Only the lines from the one with "Extract all readable text from this page." to the end of the data below should be given again, exactly, with both ends included and pictures omitted.

Provided information

%%

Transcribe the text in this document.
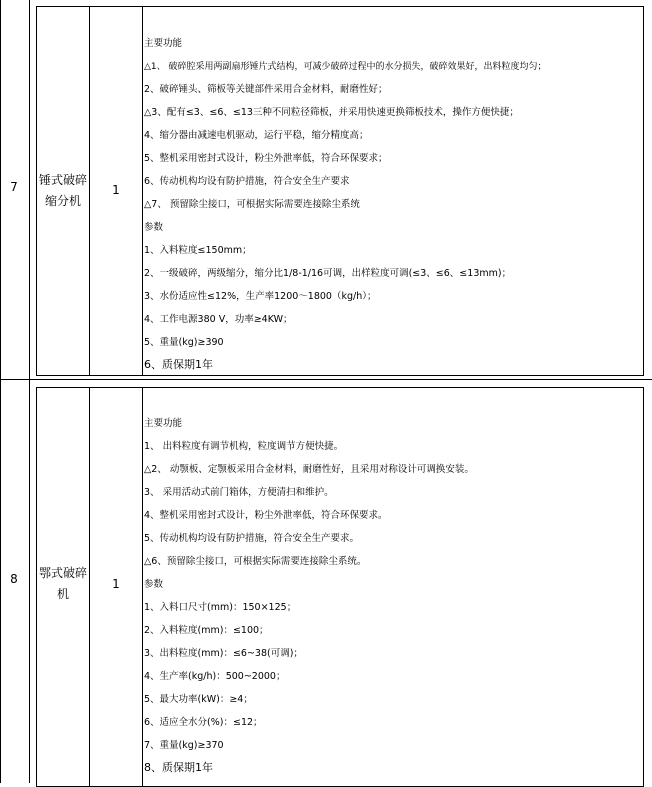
7	锤式破碎
缩分机
1
主要功能
△1、 破碎腔采用两副扇形锤片式结构，可减少破碎过程中的水分损失，破碎效果好，出料粒度均匀；
2、破碎锤头、筛板等关键部件采用合金材料，耐磨性好；
△3、配有≤3、≤6、≤13三种不同粒径筛板，并采用快速更换筛板技术，操作方便快捷；
4、缩分器由减速电机驱动，运行平稳，缩分精度高；
5、整机采用密封式设计，粉尘外泄率低，符合环保要求；
6、传动机构均设有防护措施，符合安全生产要求
△7、 预留除尘接口，可根据实际需要连接除尘系统
参数
1、入料粒度≤150mm；
2、一级破碎，两级缩分，缩分比1/8-1/16可调，出样粒度可调(≤3、≤6、≤13mm)；
3、水份适应性≤12%，生产率1200～1800（kg/h）；
4、工作电源380 V，功率≥4KW；
5、重量(kg)≥390
6、质保期1年
8	鄂式破碎
机
1
主要功能
1、 出料粒度有调节机构，粒度调节方便快捷。
△2、 动颚板、定颚板采用合金材料，耐磨性好，且采用对称设计可调换安装。
3、 采用活动式前门箱体，方便清扫和维护。
4、整机采用密封式设计，粉尘外泄率低，符合环保要求。
5、传动机构均设有防护措施，符合安全生产要求。
△6、预留除尘接口，可根据实际需要连接除尘系统。
参数
1、入料口尺寸(mm)：150×125；
2、入料粒度(mm)：≤100；
3、出料粒度(mm)：≤6~38(可调)；
4、生产率(kg/h)：500~2000；
5、最大功率(kW)：≥4；
6、适应全水分(%)：≤12；
7、重量(kg)≥370
8、质保期1年
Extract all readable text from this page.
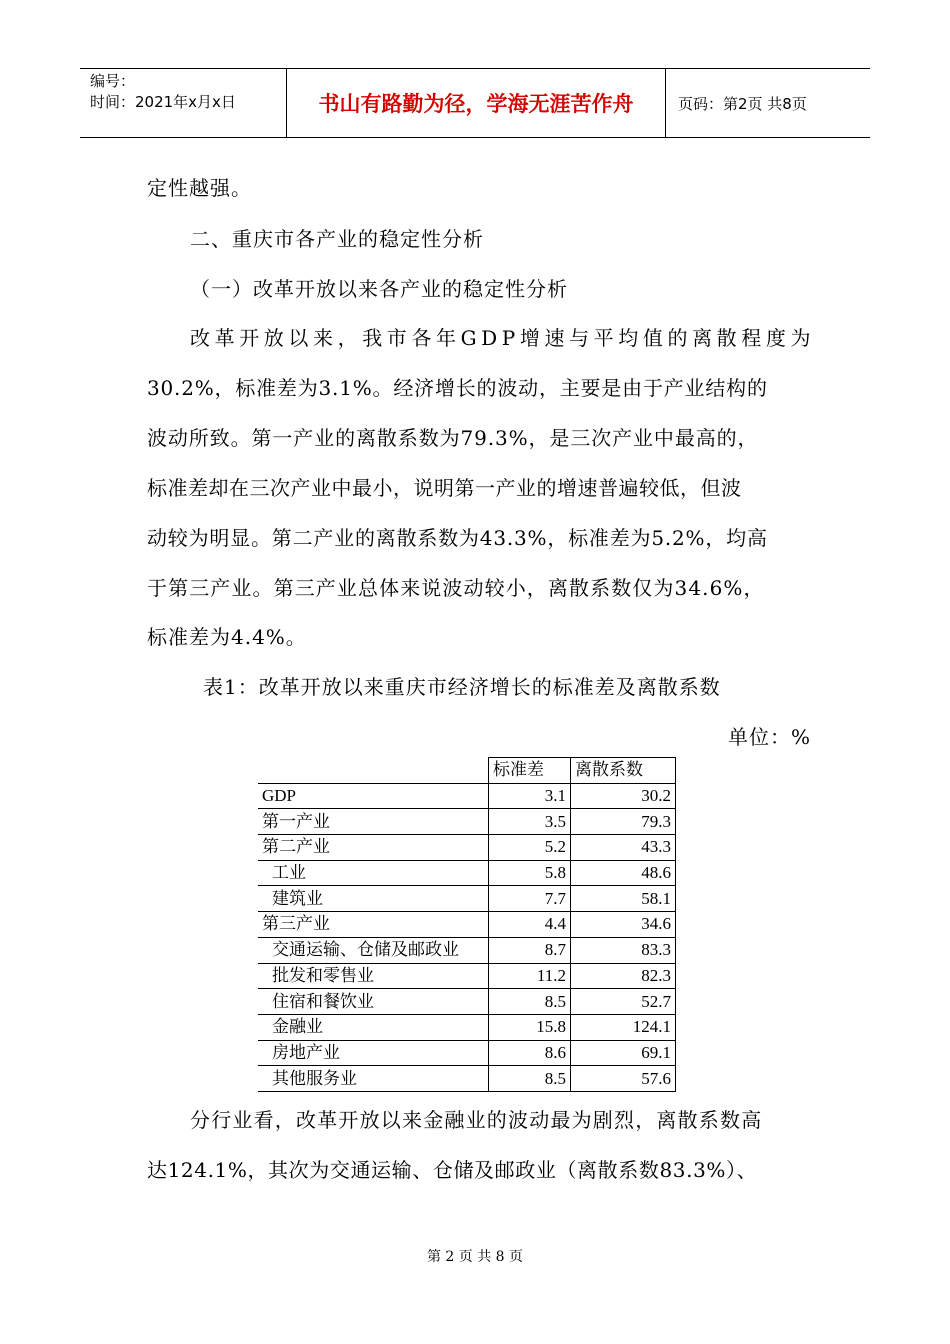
编号：
时间：2021年x月x日	书山有路勤为径，学海无涯苦作舟	页码：第2页 共8页
定性越强。
二、重庆市各产业的稳定性分析
（一）改革开放以来各产业的稳定性分析
改革开放以来，我市各年GDP增速与平均值的离散程度为
30.2%，标准差为3.1%。经济增长的波动，主要是由于产业结构的
波动所致。第一产业的离散系数为79.3%，是三次产业中最高的，
标准差却在三次产业中最小，说明第一产业的增速普遍较低，但波
动较为明显。第二产业的离散系数为43.3%，标准差为5.2%，均高
于第三产业。第三产业总体来说波动较小，离散系数仅为34.6%，
标准差为4.4%。
表1：改革开放以来重庆市经济增长的标准差及离散系数
单位：%
	标准差	离散系数
GDP	3.1	30.2
第一产业	3.5	79.3
第二产业	5.2	43.3
工业	5.8	48.6
建筑业	7.7	58.1
第三产业	4.4	34.6
交通运输、仓储及邮政业	8.7	83.3
批发和零售业	11.2	82.3
住宿和餐饮业	8.5	52.7
金融业	15.8	124.1
房地产业	8.6	69.1
其他服务业	8.5	57.6
分行业看，改革开放以来金融业的波动最为剧烈，离散系数高
达124.1%，其次为交通运输、仓储及邮政业（离散系数83.3%）、
第 2 页 共 8 页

%%

Task result
Extract all readable text from this page.
编号：
时间：2021年x月x日	书山有路勤为径，学海无涯苦作舟	页码：第2页 共8页
定性越强。
二、重庆市各产业的稳定性分析
（一）改革开放以来各产业的稳定性分析
改革开放以来，我市各年GDP增速与平均值的离散程度为
30.2%，标准差为3.1%。经济增长的波动，主要是由于产业结构的
波动所致。第一产业的离散系数为79.3%，是三次产业中最高的，
标准差却在三次产业中最小，说明第一产业的增速普遍较低，但波
动较为明显。第二产业的离散系数为43.3%，标准差为5.2%，均高
于第三产业。第三产业总体来说波动较小，离散系数仅为34.6%，
标准差为4.4%。
表1：改革开放以来重庆市经济增长的标准差及离散系数
单位：%
	标准差	离散系数
GDP	3.1	30.2
第一产业	3.5	79.3
第二产业	5.2	43.3
工业	5.8	48.6
建筑业	7.7	58.1
第三产业	4.4	34.6
交通运输、仓储及邮政业	8.7	83.3
批发和零售业	11.2	82.3
住宿和餐饮业	8.5	52.7
金融业	15.8	124.1
房地产业	8.6	69.1
其他服务业	8.5	57.6
分行业看，改革开放以来金融业的波动最为剧烈，离散系数高
达124.1%，其次为交通运输、仓储及邮政业（离散系数83.3%）、
第 2 页 共 8 页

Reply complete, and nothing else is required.